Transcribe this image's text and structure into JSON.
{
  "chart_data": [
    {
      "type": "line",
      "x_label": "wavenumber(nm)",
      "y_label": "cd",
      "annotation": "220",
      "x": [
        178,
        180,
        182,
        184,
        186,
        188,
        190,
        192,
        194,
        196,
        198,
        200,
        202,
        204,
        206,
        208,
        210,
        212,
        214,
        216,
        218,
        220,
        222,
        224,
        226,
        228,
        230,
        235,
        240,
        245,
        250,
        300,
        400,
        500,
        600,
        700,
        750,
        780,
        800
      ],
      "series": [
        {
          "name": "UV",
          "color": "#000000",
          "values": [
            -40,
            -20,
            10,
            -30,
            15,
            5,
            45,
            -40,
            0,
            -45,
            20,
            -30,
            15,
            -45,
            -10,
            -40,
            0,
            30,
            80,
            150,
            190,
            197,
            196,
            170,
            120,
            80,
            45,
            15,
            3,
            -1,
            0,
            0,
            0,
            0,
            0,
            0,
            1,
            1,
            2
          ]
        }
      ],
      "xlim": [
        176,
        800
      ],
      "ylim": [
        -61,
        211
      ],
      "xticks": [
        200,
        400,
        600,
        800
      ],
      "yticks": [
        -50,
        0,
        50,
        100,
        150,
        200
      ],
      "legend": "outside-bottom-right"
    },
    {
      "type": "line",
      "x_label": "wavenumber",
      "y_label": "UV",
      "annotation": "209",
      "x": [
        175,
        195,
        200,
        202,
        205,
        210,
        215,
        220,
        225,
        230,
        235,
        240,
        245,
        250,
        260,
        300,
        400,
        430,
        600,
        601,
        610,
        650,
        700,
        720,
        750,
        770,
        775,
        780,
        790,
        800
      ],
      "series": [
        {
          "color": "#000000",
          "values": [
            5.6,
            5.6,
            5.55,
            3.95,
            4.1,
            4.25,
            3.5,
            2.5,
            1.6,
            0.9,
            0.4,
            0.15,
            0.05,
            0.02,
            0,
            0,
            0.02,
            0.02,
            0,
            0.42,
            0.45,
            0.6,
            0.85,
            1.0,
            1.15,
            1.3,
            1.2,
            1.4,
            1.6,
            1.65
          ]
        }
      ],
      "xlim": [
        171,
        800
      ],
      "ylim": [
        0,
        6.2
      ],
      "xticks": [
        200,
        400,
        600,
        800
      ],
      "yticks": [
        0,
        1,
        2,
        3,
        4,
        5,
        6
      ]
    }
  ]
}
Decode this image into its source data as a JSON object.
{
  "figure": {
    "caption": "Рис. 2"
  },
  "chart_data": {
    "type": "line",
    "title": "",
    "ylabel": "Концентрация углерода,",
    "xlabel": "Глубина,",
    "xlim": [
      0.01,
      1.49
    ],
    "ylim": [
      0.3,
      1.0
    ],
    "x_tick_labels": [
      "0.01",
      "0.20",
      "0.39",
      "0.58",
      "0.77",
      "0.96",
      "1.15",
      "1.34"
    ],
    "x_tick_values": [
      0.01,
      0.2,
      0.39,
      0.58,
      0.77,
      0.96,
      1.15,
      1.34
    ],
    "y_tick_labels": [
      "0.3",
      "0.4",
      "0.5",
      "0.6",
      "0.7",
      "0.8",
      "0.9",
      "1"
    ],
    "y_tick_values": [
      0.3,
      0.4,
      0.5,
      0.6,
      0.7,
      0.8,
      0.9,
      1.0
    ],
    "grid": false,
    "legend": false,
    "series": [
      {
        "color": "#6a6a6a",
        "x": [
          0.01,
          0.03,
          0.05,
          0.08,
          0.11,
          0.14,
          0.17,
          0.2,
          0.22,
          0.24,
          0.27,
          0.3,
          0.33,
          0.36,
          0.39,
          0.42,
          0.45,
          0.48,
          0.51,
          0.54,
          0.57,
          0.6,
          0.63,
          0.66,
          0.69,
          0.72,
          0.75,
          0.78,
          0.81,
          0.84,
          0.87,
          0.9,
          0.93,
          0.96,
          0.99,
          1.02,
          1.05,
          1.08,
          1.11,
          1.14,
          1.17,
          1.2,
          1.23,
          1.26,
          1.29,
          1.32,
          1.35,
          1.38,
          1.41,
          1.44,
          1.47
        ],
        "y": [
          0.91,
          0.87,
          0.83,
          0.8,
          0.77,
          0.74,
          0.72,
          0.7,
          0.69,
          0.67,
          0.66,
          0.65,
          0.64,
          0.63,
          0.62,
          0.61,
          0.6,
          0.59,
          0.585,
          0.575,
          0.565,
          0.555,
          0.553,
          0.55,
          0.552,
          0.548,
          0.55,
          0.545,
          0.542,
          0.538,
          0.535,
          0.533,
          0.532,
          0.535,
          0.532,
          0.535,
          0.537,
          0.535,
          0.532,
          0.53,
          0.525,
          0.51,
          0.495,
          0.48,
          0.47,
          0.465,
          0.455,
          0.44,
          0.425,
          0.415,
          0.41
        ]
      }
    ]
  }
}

#####

● What needs to be done:
Every line that holds the word "this" counts once; state the total number of such lines and nothing else.

● Result below:
2